Pull out from the material below all lines with "Vision".

Dataset entries
= = = = = = =

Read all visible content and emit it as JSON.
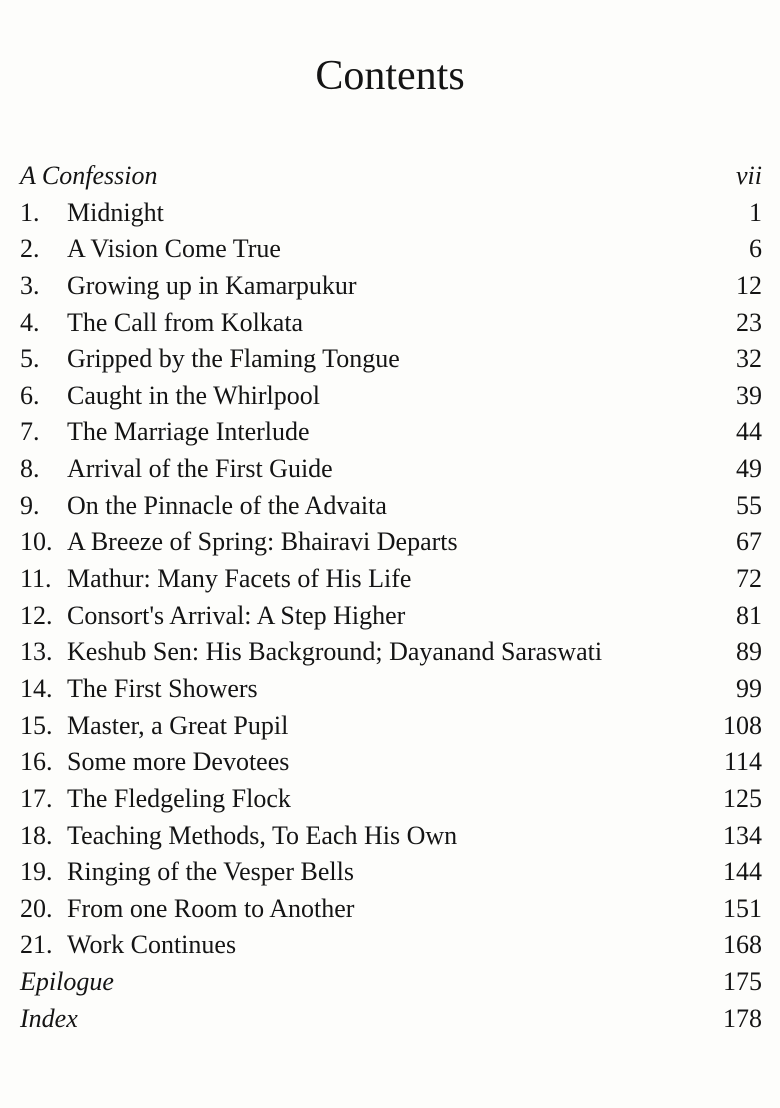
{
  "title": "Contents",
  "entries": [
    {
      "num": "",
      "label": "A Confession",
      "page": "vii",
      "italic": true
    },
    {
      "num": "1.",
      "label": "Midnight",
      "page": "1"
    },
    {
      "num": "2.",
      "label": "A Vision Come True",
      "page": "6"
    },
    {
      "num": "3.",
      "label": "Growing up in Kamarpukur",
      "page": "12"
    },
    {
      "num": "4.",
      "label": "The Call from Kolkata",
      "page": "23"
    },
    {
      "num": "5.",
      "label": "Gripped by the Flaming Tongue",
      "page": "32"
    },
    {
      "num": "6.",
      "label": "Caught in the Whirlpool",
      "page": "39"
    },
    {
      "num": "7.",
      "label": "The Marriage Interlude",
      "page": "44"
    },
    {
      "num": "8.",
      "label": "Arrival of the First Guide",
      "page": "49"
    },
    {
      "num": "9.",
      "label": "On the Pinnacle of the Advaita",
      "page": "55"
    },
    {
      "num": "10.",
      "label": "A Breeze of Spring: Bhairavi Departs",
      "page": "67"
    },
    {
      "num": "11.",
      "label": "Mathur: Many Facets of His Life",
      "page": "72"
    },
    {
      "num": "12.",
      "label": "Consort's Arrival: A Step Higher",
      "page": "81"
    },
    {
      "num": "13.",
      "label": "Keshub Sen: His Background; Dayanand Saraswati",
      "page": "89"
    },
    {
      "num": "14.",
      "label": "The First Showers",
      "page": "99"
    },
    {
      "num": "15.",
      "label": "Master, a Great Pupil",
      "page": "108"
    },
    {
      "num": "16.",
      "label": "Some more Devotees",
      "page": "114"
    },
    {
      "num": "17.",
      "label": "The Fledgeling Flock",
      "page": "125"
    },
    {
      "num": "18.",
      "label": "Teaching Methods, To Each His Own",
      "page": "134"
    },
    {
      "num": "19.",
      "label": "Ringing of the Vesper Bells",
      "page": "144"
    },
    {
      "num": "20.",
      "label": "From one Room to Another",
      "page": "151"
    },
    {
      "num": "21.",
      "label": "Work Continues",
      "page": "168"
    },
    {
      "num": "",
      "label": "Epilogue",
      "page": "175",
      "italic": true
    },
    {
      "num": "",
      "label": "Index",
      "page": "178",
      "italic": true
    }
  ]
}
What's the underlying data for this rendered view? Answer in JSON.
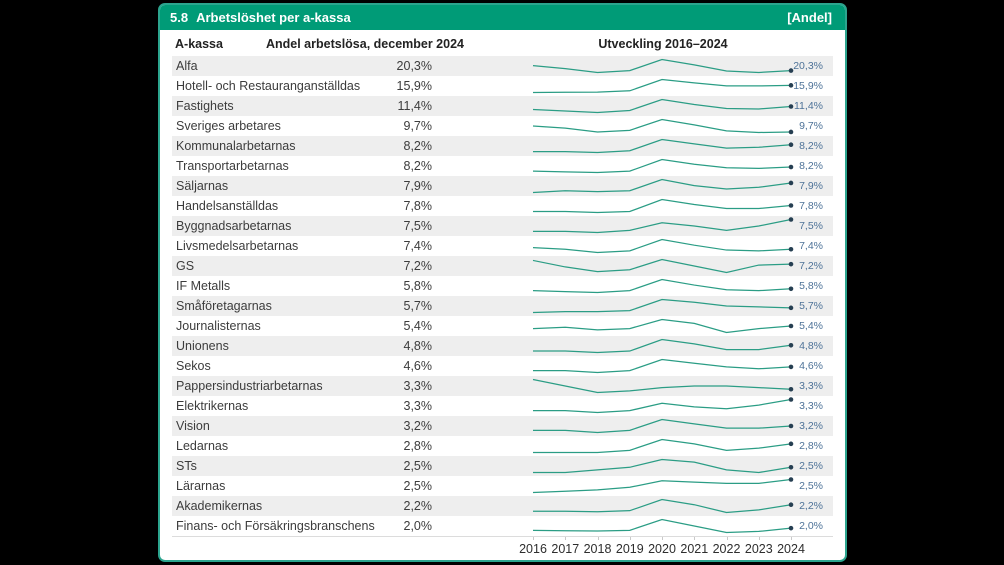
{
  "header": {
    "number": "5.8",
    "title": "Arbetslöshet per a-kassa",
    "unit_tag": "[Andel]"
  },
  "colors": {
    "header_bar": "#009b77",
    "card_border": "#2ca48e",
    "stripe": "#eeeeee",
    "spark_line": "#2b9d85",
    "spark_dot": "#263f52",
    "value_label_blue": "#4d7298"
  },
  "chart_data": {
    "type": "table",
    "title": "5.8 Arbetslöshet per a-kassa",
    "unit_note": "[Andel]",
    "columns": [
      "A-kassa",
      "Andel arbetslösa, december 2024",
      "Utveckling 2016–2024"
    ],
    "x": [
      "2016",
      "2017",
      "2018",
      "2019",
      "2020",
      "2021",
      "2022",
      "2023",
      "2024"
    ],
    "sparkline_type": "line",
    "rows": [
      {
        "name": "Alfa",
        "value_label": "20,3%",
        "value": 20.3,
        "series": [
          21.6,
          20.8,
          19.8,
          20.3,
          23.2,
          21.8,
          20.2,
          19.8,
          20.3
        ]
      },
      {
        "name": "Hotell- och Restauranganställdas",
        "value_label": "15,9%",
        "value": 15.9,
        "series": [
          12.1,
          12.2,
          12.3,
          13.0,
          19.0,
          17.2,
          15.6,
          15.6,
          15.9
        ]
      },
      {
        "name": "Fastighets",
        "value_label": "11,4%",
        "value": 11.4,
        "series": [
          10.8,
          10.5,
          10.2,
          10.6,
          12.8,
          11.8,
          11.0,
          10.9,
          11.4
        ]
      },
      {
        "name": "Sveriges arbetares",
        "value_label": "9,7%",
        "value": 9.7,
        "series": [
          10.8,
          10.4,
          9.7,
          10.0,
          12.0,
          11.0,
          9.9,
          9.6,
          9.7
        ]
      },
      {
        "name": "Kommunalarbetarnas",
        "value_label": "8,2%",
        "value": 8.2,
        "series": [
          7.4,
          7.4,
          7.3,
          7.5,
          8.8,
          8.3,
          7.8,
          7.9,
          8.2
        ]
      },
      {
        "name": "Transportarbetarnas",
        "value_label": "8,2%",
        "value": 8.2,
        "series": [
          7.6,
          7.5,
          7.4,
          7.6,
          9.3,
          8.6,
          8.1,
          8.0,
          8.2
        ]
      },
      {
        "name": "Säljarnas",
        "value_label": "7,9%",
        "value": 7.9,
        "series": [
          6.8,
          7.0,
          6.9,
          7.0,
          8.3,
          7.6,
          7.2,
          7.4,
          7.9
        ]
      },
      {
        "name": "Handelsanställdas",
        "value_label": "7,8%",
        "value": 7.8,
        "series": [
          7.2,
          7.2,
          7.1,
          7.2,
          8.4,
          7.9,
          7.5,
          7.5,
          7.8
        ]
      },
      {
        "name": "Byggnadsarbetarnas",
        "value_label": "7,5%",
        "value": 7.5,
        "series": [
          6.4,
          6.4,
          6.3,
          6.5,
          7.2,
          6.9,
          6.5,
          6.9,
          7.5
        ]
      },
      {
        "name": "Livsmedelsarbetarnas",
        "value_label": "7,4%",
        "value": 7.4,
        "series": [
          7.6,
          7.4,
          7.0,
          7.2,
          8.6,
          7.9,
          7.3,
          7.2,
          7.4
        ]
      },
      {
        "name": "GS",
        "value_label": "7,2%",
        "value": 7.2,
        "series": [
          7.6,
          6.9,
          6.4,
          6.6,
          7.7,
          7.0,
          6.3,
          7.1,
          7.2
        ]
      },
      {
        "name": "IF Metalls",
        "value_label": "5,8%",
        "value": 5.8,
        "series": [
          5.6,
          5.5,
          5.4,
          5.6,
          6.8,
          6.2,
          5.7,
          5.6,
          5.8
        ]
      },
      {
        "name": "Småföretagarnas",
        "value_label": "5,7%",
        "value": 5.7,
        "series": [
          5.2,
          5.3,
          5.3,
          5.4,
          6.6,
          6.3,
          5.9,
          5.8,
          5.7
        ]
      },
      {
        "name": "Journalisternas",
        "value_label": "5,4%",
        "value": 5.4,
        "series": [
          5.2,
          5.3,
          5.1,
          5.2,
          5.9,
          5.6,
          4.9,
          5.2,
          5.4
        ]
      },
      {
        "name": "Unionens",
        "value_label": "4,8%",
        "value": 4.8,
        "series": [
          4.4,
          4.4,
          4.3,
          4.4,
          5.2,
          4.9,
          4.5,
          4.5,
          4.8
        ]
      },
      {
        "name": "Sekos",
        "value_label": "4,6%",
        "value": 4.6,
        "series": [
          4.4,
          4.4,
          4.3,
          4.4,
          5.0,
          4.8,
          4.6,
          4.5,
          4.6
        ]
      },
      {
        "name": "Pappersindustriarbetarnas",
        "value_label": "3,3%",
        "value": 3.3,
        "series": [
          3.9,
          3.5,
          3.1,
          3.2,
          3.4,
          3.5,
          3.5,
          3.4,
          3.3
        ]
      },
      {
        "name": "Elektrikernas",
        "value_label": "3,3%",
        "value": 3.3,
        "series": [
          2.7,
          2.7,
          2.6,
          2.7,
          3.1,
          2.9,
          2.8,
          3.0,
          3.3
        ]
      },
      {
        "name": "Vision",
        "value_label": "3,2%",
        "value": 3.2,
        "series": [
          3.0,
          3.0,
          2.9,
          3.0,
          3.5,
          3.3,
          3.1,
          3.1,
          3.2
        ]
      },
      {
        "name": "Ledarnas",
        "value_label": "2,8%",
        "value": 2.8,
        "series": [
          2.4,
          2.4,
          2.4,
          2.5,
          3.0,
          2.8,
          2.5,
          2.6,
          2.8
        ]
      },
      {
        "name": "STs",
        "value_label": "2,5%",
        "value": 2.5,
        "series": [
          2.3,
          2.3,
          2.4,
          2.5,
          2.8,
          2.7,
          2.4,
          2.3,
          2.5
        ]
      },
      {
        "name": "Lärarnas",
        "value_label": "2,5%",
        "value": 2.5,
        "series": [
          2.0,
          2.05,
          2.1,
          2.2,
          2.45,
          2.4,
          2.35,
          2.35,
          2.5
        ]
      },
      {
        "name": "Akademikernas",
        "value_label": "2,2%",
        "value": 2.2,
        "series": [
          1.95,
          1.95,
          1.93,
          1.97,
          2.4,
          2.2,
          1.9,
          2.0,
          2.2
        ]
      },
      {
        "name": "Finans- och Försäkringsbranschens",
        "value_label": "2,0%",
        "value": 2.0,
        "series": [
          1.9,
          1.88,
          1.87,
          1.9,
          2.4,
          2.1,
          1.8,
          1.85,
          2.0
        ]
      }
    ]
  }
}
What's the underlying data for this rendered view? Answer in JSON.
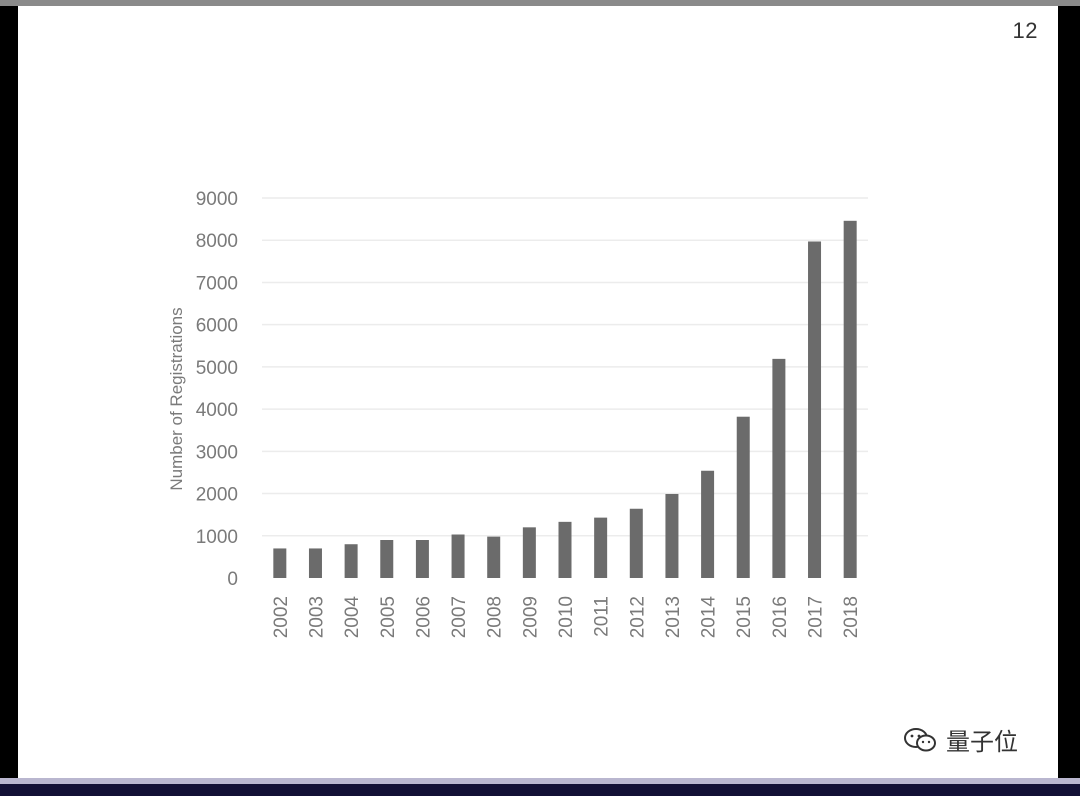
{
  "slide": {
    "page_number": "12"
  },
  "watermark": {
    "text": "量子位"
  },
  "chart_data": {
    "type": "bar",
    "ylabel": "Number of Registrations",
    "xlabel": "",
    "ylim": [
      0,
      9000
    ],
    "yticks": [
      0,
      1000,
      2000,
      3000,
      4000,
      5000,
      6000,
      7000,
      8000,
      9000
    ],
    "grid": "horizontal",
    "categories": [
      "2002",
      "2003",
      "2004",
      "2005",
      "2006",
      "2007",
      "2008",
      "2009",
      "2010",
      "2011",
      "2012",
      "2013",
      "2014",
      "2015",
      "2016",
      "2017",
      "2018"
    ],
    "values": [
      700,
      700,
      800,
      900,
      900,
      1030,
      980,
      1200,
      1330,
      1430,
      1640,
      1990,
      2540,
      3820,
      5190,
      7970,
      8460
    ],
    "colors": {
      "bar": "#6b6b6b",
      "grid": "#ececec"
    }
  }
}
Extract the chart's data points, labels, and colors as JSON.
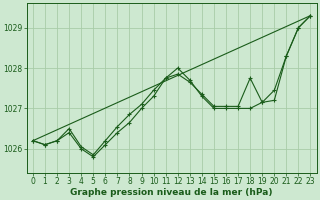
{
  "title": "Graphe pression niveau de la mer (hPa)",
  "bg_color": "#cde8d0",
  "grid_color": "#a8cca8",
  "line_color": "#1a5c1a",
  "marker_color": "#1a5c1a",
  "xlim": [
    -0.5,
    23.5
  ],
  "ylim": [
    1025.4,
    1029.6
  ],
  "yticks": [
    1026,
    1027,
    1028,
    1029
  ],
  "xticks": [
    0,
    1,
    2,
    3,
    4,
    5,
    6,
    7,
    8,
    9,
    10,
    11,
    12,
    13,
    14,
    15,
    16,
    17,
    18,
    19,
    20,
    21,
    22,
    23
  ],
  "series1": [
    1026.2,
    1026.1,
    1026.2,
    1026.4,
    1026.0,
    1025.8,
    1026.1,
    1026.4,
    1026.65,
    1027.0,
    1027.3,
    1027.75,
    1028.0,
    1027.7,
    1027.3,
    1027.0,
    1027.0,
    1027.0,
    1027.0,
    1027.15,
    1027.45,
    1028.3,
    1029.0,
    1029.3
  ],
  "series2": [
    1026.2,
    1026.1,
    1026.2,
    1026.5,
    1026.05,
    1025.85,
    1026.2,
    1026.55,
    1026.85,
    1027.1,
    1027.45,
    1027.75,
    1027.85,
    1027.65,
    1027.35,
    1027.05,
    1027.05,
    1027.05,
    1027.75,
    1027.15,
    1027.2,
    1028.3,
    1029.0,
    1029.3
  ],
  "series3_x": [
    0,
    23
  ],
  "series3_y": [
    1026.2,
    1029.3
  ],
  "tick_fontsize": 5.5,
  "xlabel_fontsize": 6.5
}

= = = = = = =

*Worked answer*.
      "label": "A Vision Come True",
        "name": "Vision",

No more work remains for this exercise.